::: Data supplied :::

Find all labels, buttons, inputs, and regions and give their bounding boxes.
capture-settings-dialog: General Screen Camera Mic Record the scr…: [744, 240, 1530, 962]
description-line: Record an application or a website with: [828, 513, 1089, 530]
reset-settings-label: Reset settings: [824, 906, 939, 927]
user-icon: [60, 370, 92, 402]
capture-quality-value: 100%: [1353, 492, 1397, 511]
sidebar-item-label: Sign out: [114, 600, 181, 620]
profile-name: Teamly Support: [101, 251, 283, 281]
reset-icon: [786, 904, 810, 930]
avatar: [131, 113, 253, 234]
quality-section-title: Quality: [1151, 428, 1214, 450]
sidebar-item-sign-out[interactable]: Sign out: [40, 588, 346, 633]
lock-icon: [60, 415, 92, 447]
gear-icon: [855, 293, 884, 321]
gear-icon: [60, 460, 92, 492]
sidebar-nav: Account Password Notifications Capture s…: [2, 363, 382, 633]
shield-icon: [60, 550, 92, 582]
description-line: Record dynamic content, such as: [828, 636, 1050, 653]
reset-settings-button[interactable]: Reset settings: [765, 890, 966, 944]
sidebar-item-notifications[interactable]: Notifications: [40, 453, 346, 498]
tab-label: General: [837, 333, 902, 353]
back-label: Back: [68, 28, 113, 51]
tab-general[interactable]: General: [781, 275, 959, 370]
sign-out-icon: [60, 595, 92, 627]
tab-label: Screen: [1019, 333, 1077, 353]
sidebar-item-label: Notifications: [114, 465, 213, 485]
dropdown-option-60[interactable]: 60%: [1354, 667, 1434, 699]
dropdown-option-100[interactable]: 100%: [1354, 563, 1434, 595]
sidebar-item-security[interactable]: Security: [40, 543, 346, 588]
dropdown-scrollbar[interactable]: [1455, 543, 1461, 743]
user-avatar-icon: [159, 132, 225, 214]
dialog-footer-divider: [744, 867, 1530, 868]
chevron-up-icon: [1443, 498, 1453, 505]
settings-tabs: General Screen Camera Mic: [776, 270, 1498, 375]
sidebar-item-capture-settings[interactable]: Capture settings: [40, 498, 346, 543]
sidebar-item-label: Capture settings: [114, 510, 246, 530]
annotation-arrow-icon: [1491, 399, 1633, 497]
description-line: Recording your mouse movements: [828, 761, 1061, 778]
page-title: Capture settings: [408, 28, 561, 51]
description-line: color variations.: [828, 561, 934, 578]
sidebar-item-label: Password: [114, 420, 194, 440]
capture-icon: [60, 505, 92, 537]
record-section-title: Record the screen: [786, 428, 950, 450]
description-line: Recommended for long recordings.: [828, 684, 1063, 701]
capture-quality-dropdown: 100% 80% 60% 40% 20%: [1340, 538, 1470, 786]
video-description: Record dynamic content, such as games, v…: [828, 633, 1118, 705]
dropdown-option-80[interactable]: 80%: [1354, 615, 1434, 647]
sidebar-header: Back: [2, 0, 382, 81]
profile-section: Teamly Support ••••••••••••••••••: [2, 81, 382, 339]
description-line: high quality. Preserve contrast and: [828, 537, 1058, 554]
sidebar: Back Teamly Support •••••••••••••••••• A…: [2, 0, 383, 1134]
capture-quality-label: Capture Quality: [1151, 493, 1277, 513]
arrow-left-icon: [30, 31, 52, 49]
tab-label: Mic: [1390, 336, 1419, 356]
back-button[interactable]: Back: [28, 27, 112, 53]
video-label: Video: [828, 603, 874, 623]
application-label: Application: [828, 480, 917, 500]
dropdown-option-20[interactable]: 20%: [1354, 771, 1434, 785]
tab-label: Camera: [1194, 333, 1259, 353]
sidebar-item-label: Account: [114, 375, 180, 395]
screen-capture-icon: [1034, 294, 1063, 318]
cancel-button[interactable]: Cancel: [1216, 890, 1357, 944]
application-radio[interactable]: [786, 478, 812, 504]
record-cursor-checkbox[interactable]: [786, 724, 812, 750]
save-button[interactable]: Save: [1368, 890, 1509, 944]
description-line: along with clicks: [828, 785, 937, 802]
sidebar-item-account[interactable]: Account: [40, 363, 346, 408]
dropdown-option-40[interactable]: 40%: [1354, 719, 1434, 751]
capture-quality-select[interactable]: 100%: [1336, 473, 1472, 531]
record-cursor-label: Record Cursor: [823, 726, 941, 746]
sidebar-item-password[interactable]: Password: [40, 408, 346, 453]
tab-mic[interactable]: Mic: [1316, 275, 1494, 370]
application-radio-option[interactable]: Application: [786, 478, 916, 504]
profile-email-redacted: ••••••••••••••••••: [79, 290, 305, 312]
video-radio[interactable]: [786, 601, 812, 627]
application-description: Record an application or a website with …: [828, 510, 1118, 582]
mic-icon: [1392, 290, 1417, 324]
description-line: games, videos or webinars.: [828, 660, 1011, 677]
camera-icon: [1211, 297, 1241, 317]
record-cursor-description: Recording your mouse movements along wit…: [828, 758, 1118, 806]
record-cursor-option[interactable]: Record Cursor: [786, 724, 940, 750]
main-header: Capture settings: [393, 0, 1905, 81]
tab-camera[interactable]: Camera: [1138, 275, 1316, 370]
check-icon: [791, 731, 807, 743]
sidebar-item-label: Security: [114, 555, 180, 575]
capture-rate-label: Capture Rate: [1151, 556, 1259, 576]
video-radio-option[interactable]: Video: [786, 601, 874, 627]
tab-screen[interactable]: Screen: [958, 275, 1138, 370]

:::

*Exercise aim*
Copy the entries word for word, beginning with the very first line and continuing through the line that contains "capture-quality-value: 100%: [1353, 492, 1397, 511]", with that line included.

*Final result*
Find all labels, buttons, inputs, and regions and give their bounding boxes.
capture-settings-dialog: General Screen Camera Mic Record the scr…: [744, 240, 1530, 962]
description-line: Record an application or a website with: [828, 513, 1089, 530]
reset-settings-label: Reset settings: [824, 906, 939, 927]
user-icon: [60, 370, 92, 402]
capture-quality-value: 100%: [1353, 492, 1397, 511]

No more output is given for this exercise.